• [The problem] Copy each line of the listing below exactly.

• [Exercise input]
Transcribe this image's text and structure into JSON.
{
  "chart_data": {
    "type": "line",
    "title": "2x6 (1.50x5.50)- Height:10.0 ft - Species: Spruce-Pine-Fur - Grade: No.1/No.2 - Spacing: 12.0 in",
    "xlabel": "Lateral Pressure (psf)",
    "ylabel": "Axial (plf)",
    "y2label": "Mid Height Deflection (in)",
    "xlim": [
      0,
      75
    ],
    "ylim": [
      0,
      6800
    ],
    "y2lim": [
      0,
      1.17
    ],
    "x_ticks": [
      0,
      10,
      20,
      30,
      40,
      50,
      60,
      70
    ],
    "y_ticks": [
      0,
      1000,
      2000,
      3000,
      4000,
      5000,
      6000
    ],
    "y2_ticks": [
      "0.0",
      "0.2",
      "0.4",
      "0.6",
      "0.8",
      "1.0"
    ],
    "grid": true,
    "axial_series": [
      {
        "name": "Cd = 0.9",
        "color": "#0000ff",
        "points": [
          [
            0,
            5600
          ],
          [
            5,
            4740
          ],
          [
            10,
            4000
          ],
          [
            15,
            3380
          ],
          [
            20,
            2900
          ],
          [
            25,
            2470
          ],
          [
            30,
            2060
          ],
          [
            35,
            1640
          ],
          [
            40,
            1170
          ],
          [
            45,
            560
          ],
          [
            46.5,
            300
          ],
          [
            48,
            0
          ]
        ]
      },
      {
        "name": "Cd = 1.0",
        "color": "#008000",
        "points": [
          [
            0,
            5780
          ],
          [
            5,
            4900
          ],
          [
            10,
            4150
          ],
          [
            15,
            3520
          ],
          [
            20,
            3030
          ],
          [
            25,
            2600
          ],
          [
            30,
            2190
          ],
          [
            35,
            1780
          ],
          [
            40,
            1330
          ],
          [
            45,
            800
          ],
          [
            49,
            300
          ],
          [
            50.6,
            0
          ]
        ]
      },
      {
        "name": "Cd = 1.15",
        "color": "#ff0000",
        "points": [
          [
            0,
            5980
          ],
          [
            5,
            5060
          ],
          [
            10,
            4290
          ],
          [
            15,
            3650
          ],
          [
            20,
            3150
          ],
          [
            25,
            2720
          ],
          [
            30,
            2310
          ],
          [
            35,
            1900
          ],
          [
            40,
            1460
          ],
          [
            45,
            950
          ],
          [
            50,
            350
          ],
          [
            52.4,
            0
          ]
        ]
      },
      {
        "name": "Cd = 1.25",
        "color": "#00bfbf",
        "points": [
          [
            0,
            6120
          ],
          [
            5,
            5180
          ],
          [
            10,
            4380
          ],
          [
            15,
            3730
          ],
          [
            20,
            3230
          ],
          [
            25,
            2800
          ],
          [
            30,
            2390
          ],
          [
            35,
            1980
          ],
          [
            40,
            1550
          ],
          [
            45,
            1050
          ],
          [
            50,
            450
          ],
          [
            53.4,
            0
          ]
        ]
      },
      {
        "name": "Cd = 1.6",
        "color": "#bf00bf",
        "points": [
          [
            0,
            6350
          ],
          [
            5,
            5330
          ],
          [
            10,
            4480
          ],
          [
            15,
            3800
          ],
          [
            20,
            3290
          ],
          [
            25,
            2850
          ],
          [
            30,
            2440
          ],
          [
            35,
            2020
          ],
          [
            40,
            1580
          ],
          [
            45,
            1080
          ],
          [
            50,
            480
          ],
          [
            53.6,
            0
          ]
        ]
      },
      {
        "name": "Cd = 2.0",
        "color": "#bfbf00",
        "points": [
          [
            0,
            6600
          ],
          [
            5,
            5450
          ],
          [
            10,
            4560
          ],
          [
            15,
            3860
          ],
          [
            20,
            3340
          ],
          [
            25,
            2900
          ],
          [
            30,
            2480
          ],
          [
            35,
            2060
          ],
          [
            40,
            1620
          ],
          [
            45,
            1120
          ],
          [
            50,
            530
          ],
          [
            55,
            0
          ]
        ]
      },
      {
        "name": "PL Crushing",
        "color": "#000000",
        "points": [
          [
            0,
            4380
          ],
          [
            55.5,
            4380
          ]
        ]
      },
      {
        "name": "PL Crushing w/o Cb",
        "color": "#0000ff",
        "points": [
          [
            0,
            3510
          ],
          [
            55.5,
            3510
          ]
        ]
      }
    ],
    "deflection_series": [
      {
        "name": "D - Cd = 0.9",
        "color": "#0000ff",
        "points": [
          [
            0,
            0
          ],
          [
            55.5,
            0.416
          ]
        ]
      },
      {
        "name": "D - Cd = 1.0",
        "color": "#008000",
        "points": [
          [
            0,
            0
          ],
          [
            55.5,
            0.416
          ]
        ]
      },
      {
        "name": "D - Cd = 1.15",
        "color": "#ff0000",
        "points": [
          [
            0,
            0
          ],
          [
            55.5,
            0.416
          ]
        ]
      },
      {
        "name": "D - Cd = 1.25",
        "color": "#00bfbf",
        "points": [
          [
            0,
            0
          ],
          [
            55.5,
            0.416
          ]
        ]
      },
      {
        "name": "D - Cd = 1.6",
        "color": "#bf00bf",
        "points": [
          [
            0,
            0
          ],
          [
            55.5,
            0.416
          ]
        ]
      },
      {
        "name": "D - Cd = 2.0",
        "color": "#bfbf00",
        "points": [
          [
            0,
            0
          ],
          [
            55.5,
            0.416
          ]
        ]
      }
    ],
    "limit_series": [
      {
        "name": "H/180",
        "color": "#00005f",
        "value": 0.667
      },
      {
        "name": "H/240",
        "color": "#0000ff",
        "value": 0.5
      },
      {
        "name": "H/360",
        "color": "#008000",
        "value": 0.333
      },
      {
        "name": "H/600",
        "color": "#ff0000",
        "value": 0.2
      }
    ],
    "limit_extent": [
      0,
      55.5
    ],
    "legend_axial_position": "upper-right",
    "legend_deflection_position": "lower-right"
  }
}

• [Full solution]
Transcribe this image's text and structure into JSON.
{
  "chart_data": {
    "type": "line",
    "title": "2x6 (1.50x5.50)- Height:10.0 ft - Species: Spruce-Pine-Fur - Grade: No.1/No.2 - Spacing: 12.0 in",
    "xlabel": "Lateral Pressure (psf)",
    "ylabel": "Axial (plf)",
    "y2label": "Mid Height Deflection (in)",
    "xlim": [
      0,
      75
    ],
    "ylim": [
      0,
      6800
    ],
    "y2lim": [
      0,
      1.17
    ],
    "x_ticks": [
      0,
      10,
      20,
      30,
      40,
      50,
      60,
      70
    ],
    "y_ticks": [
      0,
      1000,
      2000,
      3000,
      4000,
      5000,
      6000
    ],
    "y2_ticks": [
      "0.0",
      "0.2",
      "0.4",
      "0.6",
      "0.8",
      "1.0"
    ],
    "grid": true,
    "axial_series": [
      {
        "name": "Cd = 0.9",
        "color": "#0000ff",
        "points": [
          [
            0,
            5600
          ],
          [
            5,
            4740
          ],
          [
            10,
            4000
          ],
          [
            15,
            3380
          ],
          [
            20,
            2900
          ],
          [
            25,
            2470
          ],
          [
            30,
            2060
          ],
          [
            35,
            1640
          ],
          [
            40,
            1170
          ],
          [
            45,
            560
          ],
          [
            46.5,
            300
          ],
          [
            48,
            0
          ]
        ]
      },
      {
        "name": "Cd = 1.0",
        "color": "#008000",
        "points": [
          [
            0,
            5780
          ],
          [
            5,
            4900
          ],
          [
            10,
            4150
          ],
          [
            15,
            3520
          ],
          [
            20,
            3030
          ],
          [
            25,
            2600
          ],
          [
            30,
            2190
          ],
          [
            35,
            1780
          ],
          [
            40,
            1330
          ],
          [
            45,
            800
          ],
          [
            49,
            300
          ],
          [
            50.6,
            0
          ]
        ]
      },
      {
        "name": "Cd = 1.15",
        "color": "#ff0000",
        "points": [
          [
            0,
            5980
          ],
          [
            5,
            5060
          ],
          [
            10,
            4290
          ],
          [
            15,
            3650
          ],
          [
            20,
            3150
          ],
          [
            25,
            2720
          ],
          [
            30,
            2310
          ],
          [
            35,
            1900
          ],
          [
            40,
            1460
          ],
          [
            45,
            950
          ],
          [
            50,
            350
          ],
          [
            52.4,
            0
          ]
        ]
      },
      {
        "name": "Cd = 1.25",
        "color": "#00bfbf",
        "points": [
          [
            0,
            6120
          ],
          [
            5,
            5180
          ],
          [
            10,
            4380
          ],
          [
            15,
            3730
          ],
          [
            20,
            3230
          ],
          [
            25,
            2800
          ],
          [
            30,
            2390
          ],
          [
            35,
            1980
          ],
          [
            40,
            1550
          ],
          [
            45,
            1050
          ],
          [
            50,
            450
          ],
          [
            53.4,
            0
          ]
        ]
      },
      {
        "name": "Cd = 1.6",
        "color": "#bf00bf",
        "points": [
          [
            0,
            6350
          ],
          [
            5,
            5330
          ],
          [
            10,
            4480
          ],
          [
            15,
            3800
          ],
          [
            20,
            3290
          ],
          [
            25,
            2850
          ],
          [
            30,
            2440
          ],
          [
            35,
            2020
          ],
          [
            40,
            1580
          ],
          [
            45,
            1080
          ],
          [
            50,
            480
          ],
          [
            53.6,
            0
          ]
        ]
      },
      {
        "name": "Cd = 2.0",
        "color": "#bfbf00",
        "points": [
          [
            0,
            6600
          ],
          [
            5,
            5450
          ],
          [
            10,
            4560
          ],
          [
            15,
            3860
          ],
          [
            20,
            3340
          ],
          [
            25,
            2900
          ],
          [
            30,
            2480
          ],
          [
            35,
            2060
          ],
          [
            40,
            1620
          ],
          [
            45,
            1120
          ],
          [
            50,
            530
          ],
          [
            55,
            0
          ]
        ]
      },
      {
        "name": "PL Crushing",
        "color": "#000000",
        "points": [
          [
            0,
            4380
          ],
          [
            55.5,
            4380
          ]
        ]
      },
      {
        "name": "PL Crushing w/o Cb",
        "color": "#0000ff",
        "points": [
          [
            0,
            3510
          ],
          [
            55.5,
            3510
          ]
        ]
      }
    ],
    "deflection_series": [
      {
        "name": "D - Cd = 0.9",
        "color": "#0000ff",
        "points": [
          [
            0,
            0
          ],
          [
            55.5,
            0.416
          ]
        ]
      },
      {
        "name": "D - Cd = 1.0",
        "color": "#008000",
        "points": [
          [
            0,
            0
          ],
          [
            55.5,
            0.416
          ]
        ]
      },
      {
        "name": "D - Cd = 1.15",
        "color": "#ff0000",
        "points": [
          [
            0,
            0
          ],
          [
            55.5,
            0.416
          ]
        ]
      },
      {
        "name": "D - Cd = 1.25",
        "color": "#00bfbf",
        "points": [
          [
            0,
            0
          ],
          [
            55.5,
            0.416
          ]
        ]
      },
      {
        "name": "D - Cd = 1.6",
        "color": "#bf00bf",
        "points": [
          [
            0,
            0
          ],
          [
            55.5,
            0.416
          ]
        ]
      },
      {
        "name": "D - Cd = 2.0",
        "color": "#bfbf00",
        "points": [
          [
            0,
            0
          ],
          [
            55.5,
            0.416
          ]
        ]
      }
    ],
    "limit_series": [
      {
        "name": "H/180",
        "color": "#00005f",
        "value": 0.667
      },
      {
        "name": "H/240",
        "color": "#0000ff",
        "value": 0.5
      },
      {
        "name": "H/360",
        "color": "#008000",
        "value": 0.333
      },
      {
        "name": "H/600",
        "color": "#ff0000",
        "value": 0.2
      }
    ],
    "limit_extent": [
      0,
      55.5
    ],
    "legend_axial_position": "upper-right",
    "legend_deflection_position": "lower-right"
  }
}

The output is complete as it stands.